Supplied text:
[START]
The server receives image data from the webcam and sends them to the deep learning server for analysis. The server then receives the results and stores them in the database. Although the deep learning modules can also be loaded on the server, the server and deep learning server are separated for the following reasons:
To facilitate maintenance through the separation of modules by function.
To build the system in a hierarchical structure to facilitate the addition of new functions in the future.
To utilize Tensorflow graph computation, which has speed advantages.
The routing rules are added by the Python decorator in the Flask Library [9]. The image data to be transmitted are first transformed into an array of the pixel values by calling the img_to-array method. Next, the Json-type data that consist of a key word and the pixel array values are sent to the deep learning server using the post method. The results are returned after the operations on the deep learning server are completed.
The TensorFlow Serving API includes a function that responds to requests generated by a model expressed as a Tensorflow graph [10]. The process for converting a model to a Tensorflow graph and starting the service is as follows: First, the object detection model is built and trained using the TensorFlow Library. The trained model is then converted to a TensorFlow graph using the library. The graph can start a service using the tensorflow_model_server instruction. The service serves as a director for deep learning operations. Once the service has been constructed, it performs tasks related to the client requests. All the tasks in the TensorFlow Serving API are performed separately, as shown in Fig. 3.
MySql is a widely used relational database [11]. As a relational database, MySql can store and manage data in a structured structure. To allow the images to be stored in the database and the desired data to be queried and retrieved according to conditions such as the date and class, we decided to store the images in byte form as blobs in the database table. The BytesIO class and base64 module are used to store image data in byte form. The images, detection results, and date information are grouped into a data frame and stored in the database.
The overall system was developed based on a module-view-controller (MVC) pattern. The MVC pattern is a system design pattern used in software engineering to separate the user interface from the process logic so that they can be easily maintained without affecting each other. Each component is described below (Fig. 4):
Controller: Changes the status of the model by sending commands to the model. The server and the deep learning server constitute the controller.
Model: The view or controller reads the status of the model and processes the associated logic. Here, the database constitutes the model.
View: The view generates the results for viewing by the user. The camera interface constitutes the view.
The details of the system development environment are presented below:
CPU: Intel(R) Xeon(R) Silver 4116 CPU @ 2.10 GHz
GPU: GeForce RTX 2080 Ti (×2)
OS: Ubuntu 16.04 LTS.
All the components of the system were developed in Anaconda using the Python language. The code was written in a Jupyter Notebook.
[END]
Data excerpts:
[START]
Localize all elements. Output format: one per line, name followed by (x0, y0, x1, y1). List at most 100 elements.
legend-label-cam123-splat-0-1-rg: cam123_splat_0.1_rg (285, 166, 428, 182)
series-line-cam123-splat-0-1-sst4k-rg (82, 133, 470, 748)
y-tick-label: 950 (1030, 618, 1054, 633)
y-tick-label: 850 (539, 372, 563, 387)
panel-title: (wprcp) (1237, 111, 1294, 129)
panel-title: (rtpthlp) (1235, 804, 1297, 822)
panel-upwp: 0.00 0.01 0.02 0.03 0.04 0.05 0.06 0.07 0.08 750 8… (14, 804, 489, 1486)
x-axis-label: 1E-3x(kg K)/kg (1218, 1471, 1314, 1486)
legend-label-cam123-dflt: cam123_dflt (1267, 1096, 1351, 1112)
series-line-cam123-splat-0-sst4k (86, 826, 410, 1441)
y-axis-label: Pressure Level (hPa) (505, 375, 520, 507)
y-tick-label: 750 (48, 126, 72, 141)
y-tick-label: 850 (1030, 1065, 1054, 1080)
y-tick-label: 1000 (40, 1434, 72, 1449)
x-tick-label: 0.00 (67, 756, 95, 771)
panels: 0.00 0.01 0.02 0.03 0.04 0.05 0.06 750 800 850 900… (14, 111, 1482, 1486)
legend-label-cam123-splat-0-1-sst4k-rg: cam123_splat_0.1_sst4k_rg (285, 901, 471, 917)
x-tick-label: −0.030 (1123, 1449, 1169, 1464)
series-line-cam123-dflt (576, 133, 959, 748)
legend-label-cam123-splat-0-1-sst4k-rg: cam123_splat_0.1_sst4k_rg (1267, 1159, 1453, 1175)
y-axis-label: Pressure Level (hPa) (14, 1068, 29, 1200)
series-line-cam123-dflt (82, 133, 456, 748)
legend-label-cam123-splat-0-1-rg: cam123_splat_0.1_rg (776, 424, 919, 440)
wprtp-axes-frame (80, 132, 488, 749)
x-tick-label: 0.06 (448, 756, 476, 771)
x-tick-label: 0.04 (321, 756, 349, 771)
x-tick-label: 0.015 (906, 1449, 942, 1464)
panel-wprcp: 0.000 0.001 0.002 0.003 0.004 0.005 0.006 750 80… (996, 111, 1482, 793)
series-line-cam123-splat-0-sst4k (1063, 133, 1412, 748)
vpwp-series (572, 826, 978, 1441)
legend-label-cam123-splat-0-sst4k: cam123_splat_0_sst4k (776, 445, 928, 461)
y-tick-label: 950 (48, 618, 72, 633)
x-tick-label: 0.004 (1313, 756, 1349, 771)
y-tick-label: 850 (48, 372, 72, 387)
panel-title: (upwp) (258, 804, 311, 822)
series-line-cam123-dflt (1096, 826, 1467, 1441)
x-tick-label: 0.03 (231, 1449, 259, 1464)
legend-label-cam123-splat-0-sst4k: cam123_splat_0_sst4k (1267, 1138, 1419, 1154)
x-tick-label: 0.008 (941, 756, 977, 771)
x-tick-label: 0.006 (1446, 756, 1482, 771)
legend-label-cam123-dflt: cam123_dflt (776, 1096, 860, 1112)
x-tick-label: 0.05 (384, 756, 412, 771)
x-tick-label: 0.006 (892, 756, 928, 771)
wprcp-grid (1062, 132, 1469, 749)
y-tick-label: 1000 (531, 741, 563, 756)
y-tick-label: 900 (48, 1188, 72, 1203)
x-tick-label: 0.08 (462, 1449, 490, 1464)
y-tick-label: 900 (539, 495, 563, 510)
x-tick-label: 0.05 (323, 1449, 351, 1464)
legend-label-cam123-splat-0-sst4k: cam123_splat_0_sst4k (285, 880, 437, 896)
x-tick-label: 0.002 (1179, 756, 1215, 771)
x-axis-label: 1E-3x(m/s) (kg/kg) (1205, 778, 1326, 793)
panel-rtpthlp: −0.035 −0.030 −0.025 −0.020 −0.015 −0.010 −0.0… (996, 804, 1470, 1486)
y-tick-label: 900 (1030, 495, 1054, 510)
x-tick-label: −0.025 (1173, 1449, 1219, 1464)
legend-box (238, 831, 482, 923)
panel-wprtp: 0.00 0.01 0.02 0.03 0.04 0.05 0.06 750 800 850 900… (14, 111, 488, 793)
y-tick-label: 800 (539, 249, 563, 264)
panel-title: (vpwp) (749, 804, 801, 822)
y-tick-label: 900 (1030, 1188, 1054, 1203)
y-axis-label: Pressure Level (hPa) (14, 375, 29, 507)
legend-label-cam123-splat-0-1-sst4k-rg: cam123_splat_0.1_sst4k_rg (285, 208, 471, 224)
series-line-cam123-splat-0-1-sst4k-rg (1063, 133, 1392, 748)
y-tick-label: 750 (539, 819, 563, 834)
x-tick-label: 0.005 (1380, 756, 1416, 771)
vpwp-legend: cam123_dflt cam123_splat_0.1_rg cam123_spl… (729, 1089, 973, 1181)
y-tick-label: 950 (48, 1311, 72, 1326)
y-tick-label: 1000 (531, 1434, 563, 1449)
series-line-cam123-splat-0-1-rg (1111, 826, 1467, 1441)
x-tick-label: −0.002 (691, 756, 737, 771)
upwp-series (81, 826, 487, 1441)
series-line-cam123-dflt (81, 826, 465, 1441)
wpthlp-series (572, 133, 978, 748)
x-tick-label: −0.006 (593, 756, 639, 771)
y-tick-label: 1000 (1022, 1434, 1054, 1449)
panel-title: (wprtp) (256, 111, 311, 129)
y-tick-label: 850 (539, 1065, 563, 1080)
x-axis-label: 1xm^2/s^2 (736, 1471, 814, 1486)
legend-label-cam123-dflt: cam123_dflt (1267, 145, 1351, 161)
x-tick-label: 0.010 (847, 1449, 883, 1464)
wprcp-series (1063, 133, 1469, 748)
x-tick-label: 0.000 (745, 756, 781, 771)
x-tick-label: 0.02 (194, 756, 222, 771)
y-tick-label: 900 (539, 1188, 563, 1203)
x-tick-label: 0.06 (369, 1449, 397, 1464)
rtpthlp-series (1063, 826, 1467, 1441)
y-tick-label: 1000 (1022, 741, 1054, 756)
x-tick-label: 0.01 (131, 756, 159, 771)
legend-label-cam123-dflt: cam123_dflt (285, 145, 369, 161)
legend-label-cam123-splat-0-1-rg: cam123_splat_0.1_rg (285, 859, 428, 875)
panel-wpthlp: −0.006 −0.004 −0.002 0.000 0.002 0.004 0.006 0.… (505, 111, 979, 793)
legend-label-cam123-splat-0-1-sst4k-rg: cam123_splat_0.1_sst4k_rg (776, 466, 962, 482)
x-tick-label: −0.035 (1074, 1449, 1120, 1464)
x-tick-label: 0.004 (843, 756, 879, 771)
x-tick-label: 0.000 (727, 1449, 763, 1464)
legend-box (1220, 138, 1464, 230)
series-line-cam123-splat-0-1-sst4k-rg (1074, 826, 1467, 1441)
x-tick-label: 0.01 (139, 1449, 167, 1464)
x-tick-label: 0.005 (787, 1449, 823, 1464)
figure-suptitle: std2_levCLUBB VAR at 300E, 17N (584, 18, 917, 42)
[END]
Exercise task: Please summarize the system description in exactly three sentences. The records were taken from a separate source.

Response: A server takes image data from the webcam, converts it to pixel arrays sent as JSON to a separate deep learning server running a model served through TensorFlow Serving, and stores the returned results in a MySql database, where images are kept as byte blobs together with detection results and dates. The two servers are kept apart to ease maintenance, to allow new functions to be added later, and to use TensorFlow graph computation for its speed. The system follows an MVC pattern in which the servers form the controller, the database the model, and the camera interface the view, and it was written in Python in Anaconda and Jupyter Notebook on Ubuntu 16.04 with an Intel Xeon CPU and two GeForce RTX 2080 Ti GPUs.